::: Exercise inputs

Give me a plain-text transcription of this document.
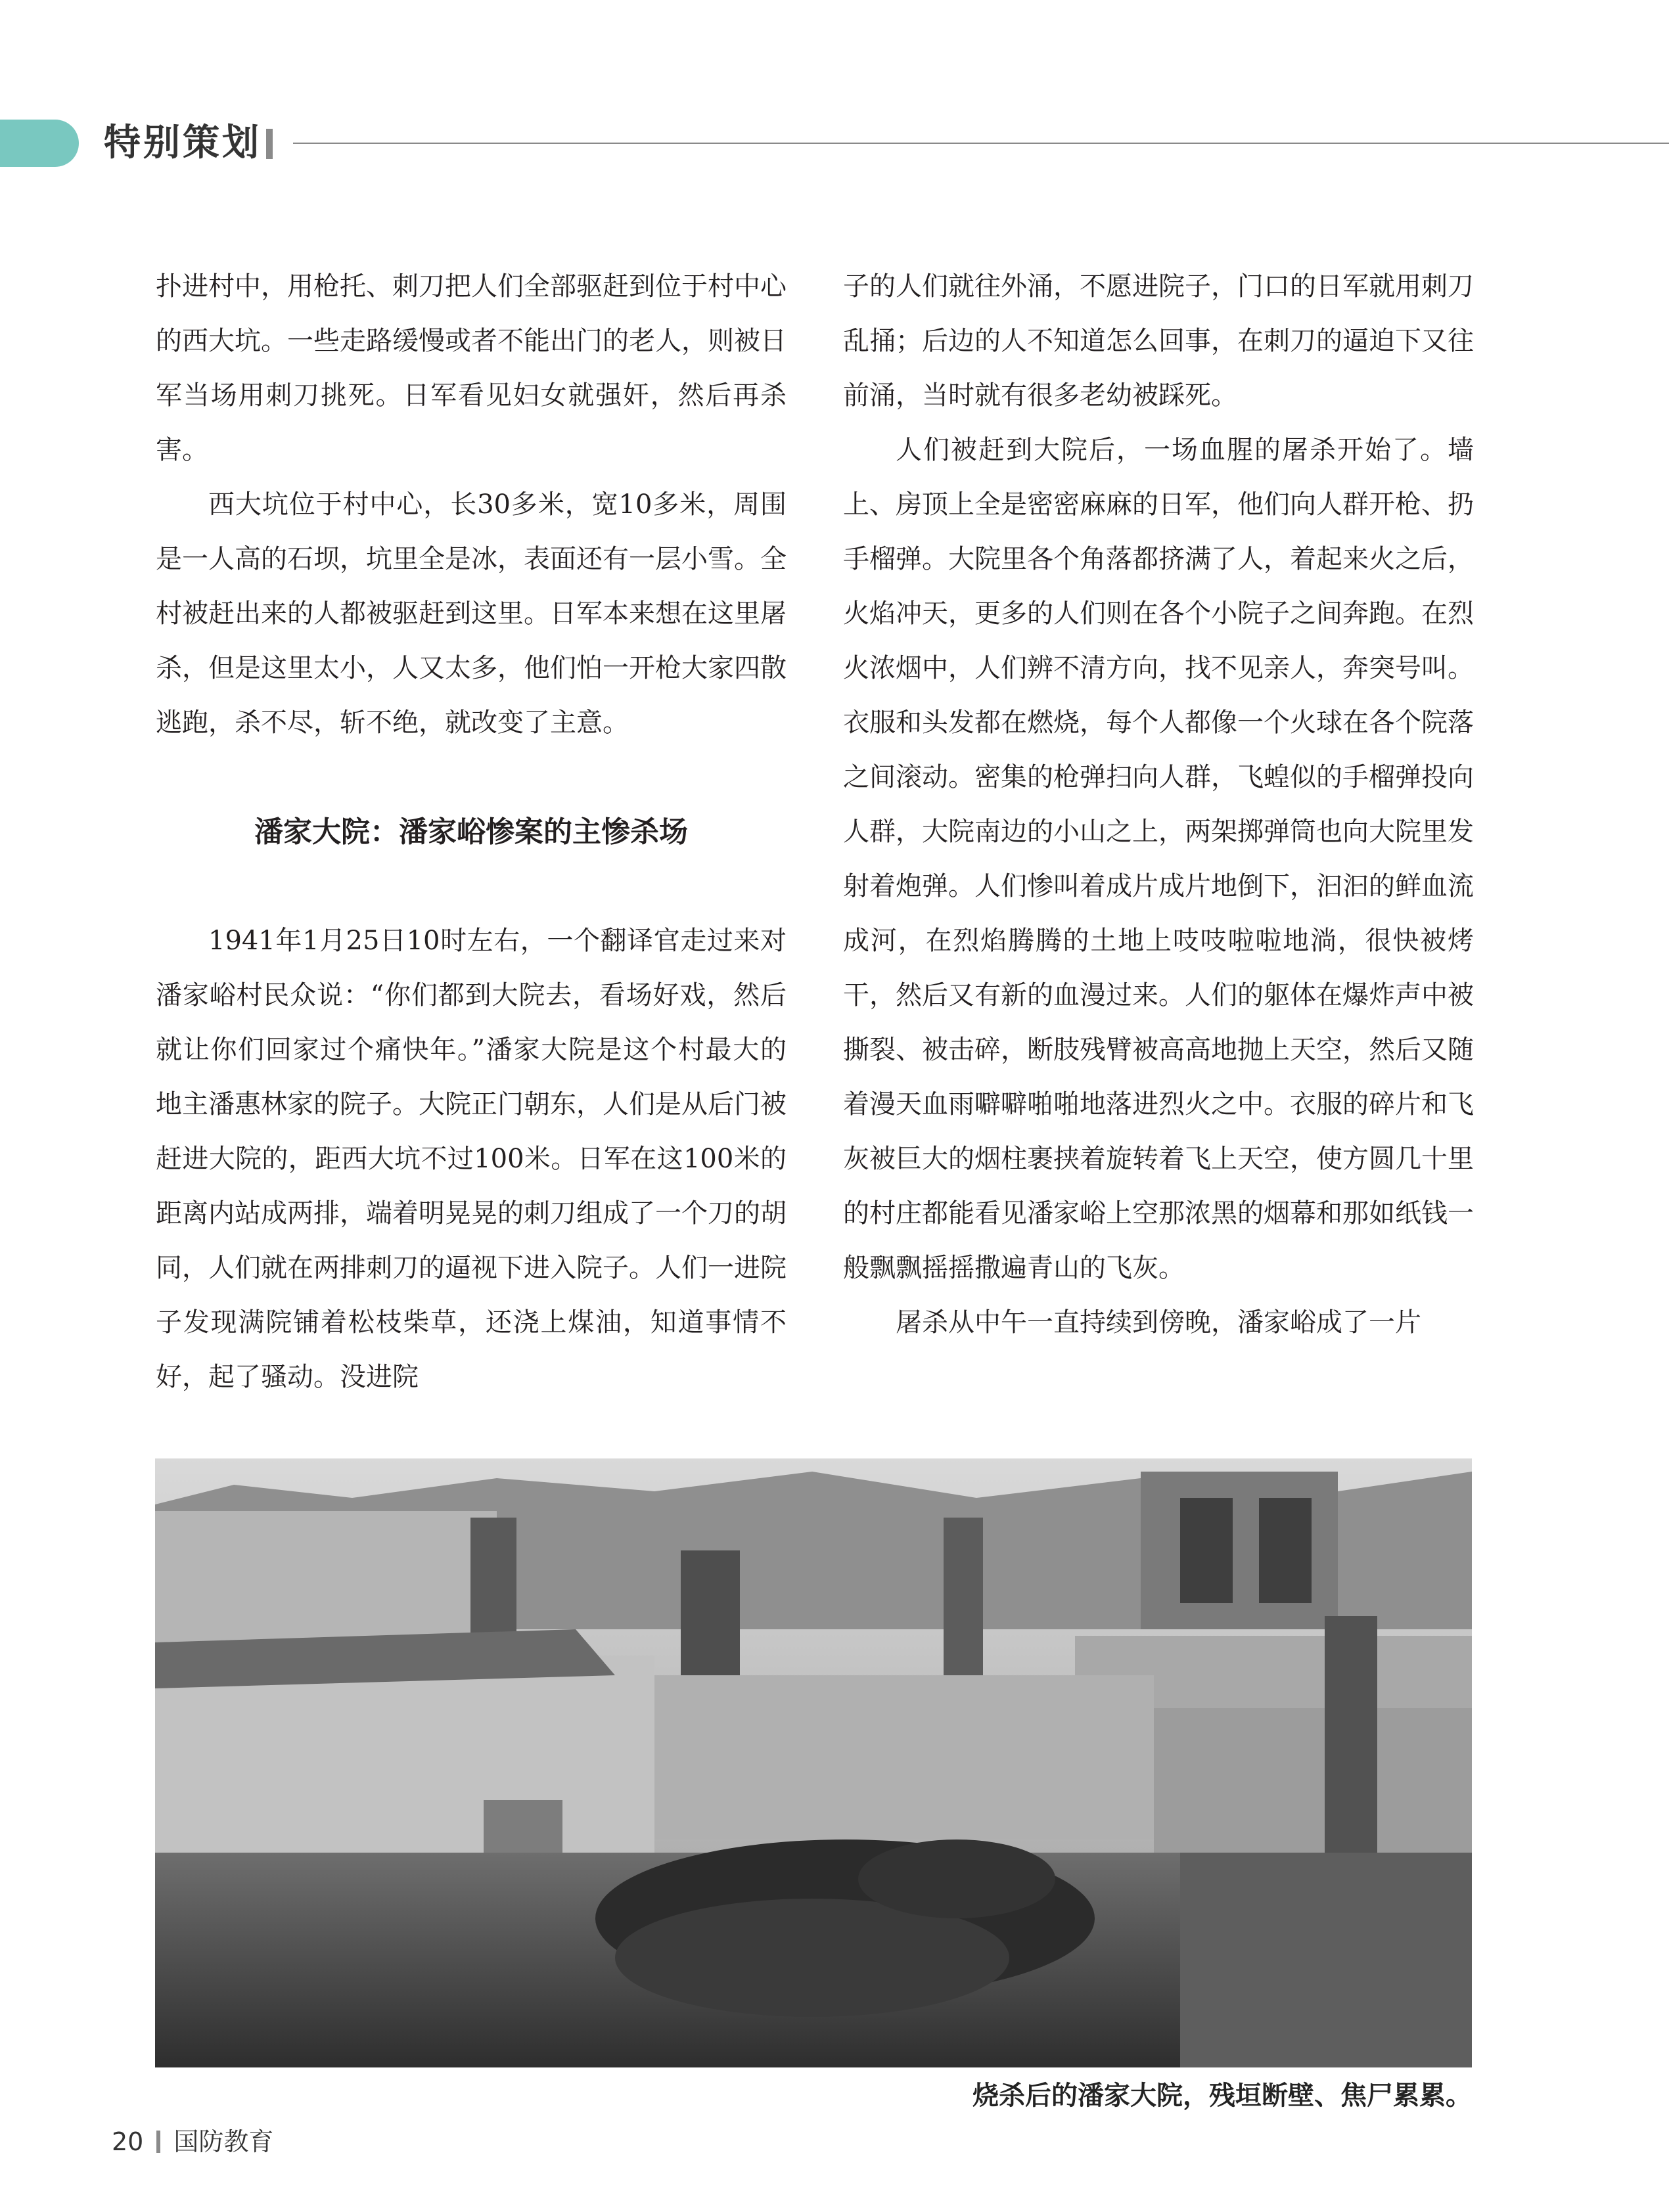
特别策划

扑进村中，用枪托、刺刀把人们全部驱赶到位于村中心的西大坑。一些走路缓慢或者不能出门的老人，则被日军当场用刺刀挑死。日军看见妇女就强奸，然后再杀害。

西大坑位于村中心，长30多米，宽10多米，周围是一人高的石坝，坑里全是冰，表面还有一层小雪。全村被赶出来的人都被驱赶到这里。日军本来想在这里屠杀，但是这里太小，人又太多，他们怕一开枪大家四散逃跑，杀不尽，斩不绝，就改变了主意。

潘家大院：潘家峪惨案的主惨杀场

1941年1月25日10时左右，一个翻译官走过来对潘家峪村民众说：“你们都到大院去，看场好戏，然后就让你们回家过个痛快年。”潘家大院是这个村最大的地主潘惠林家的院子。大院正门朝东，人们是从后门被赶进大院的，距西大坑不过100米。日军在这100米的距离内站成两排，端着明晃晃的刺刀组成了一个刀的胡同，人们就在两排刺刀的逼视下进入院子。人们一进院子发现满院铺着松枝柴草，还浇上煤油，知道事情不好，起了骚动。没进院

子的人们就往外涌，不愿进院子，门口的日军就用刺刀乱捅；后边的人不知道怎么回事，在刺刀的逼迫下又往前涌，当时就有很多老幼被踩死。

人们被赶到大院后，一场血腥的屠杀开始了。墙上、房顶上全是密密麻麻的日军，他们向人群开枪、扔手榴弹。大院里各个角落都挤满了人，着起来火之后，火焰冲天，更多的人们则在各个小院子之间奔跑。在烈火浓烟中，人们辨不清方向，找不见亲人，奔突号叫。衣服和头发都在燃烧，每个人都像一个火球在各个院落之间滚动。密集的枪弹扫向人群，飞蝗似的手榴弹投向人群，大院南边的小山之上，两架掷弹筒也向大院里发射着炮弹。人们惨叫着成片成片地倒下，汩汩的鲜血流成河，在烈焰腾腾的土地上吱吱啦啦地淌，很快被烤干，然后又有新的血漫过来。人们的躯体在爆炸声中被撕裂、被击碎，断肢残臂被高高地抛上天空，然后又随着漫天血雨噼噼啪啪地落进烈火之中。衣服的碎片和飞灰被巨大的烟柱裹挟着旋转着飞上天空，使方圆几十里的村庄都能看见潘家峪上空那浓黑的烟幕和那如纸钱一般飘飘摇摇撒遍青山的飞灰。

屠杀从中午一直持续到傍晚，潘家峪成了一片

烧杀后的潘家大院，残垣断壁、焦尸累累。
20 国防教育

::::::
::: Exercise inputs

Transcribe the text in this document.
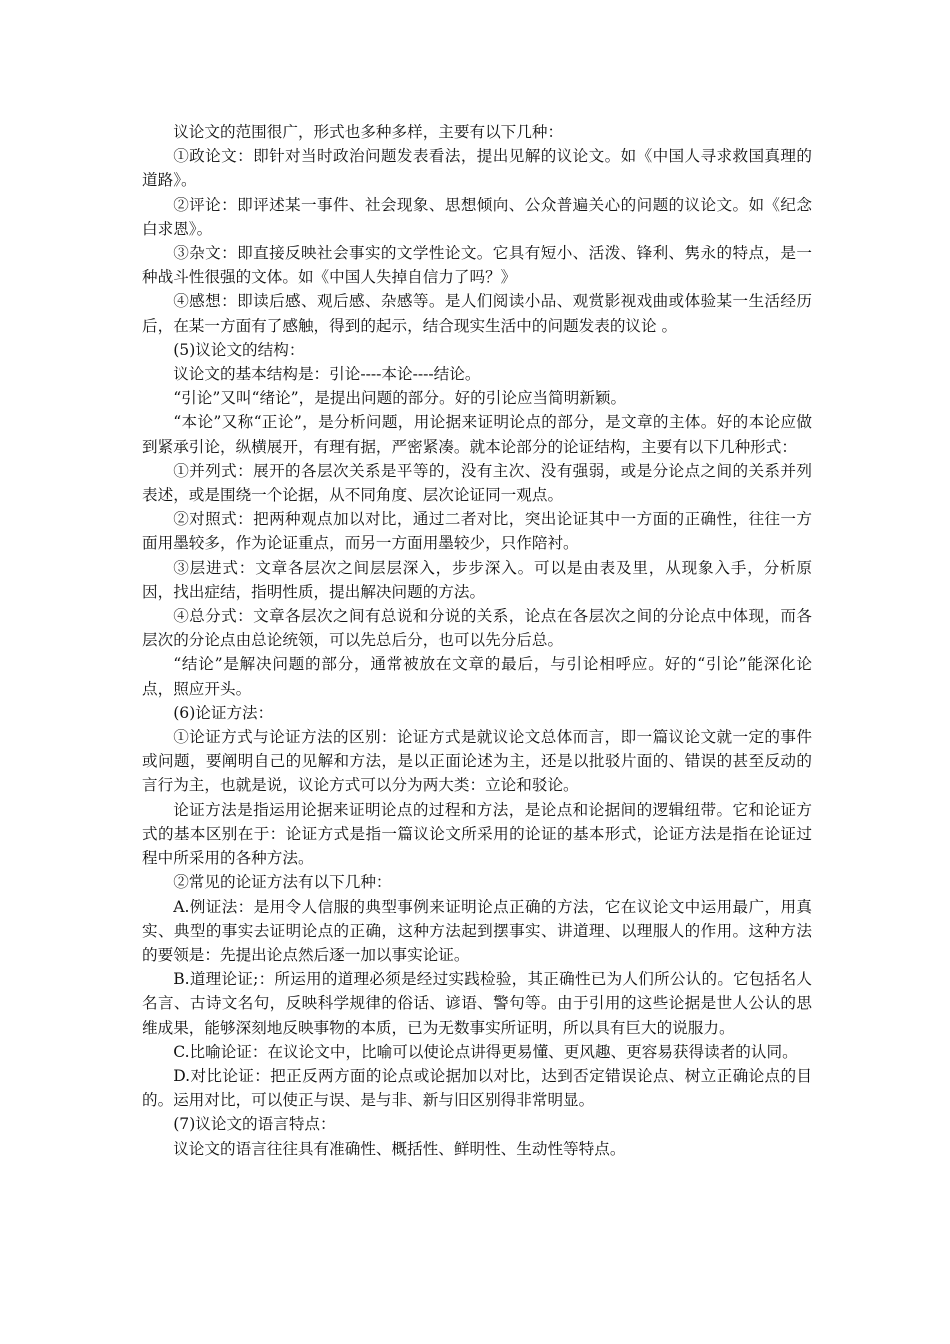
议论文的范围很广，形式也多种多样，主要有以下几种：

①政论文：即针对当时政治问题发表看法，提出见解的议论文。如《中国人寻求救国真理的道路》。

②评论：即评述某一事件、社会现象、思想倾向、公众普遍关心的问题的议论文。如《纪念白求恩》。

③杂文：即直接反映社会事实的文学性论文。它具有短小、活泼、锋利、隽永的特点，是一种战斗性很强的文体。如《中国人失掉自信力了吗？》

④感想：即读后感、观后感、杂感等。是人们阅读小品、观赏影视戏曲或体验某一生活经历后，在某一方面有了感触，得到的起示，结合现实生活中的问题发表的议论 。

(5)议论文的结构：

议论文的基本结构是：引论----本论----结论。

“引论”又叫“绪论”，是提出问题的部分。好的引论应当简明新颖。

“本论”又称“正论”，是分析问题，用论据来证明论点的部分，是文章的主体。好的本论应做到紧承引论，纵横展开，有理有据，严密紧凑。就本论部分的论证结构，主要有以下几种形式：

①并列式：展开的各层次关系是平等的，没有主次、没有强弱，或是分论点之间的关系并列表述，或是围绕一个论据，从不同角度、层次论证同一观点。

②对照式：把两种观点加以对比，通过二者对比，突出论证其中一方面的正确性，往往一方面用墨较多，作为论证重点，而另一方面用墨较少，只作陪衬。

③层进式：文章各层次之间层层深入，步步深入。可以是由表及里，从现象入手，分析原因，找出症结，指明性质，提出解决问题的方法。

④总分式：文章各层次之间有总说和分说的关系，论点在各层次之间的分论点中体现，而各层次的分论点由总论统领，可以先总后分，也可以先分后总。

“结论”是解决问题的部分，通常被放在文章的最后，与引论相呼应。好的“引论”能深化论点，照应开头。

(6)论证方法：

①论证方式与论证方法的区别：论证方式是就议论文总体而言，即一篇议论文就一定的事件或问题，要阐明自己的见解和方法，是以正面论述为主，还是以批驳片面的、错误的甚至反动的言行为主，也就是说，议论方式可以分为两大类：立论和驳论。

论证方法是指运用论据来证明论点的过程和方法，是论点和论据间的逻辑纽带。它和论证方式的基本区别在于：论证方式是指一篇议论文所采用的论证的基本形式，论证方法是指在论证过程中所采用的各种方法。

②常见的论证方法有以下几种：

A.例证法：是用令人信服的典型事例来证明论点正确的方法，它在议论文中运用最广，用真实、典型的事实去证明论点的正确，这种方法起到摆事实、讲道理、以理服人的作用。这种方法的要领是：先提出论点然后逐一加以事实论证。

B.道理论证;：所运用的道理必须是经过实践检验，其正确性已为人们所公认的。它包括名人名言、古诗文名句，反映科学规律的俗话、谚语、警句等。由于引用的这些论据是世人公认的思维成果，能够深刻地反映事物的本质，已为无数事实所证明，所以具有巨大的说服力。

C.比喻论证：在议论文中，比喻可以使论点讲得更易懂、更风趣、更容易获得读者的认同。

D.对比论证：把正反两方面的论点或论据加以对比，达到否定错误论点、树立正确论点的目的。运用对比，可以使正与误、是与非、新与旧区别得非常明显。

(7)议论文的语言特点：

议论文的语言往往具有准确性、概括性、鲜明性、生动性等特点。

::::::
::: Exercise inputs

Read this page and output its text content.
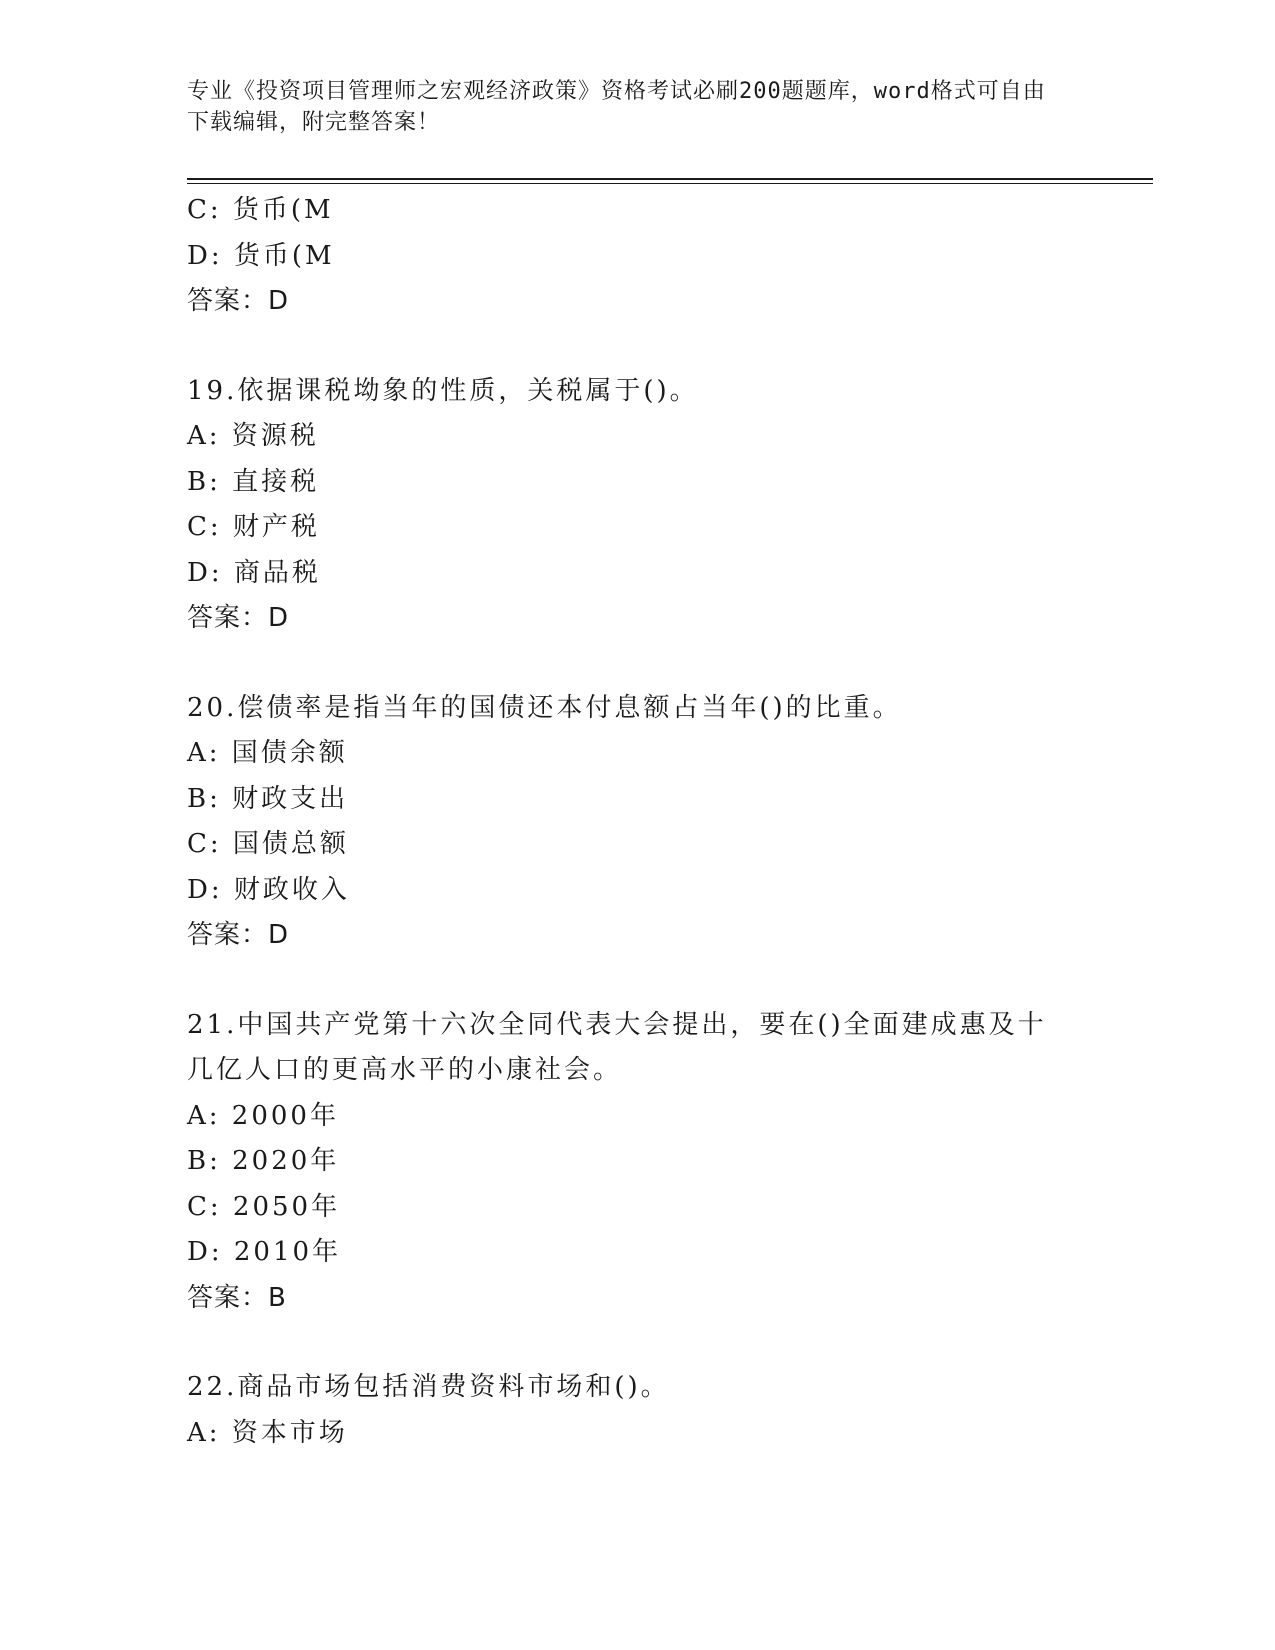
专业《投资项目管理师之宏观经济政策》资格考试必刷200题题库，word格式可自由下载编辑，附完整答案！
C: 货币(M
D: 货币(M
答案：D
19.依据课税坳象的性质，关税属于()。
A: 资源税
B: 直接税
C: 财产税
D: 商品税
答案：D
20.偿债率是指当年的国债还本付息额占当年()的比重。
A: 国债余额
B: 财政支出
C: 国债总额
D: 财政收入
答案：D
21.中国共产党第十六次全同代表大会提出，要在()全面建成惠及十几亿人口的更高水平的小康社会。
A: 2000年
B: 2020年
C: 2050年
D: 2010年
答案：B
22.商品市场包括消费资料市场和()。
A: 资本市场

::::::

■ What is required
Check all the records above and select each line where the string "this" is found.

■ Final result
Give me a plain-text transcription of this document.
Transcribe the text in this document.
Read this page and output its text content.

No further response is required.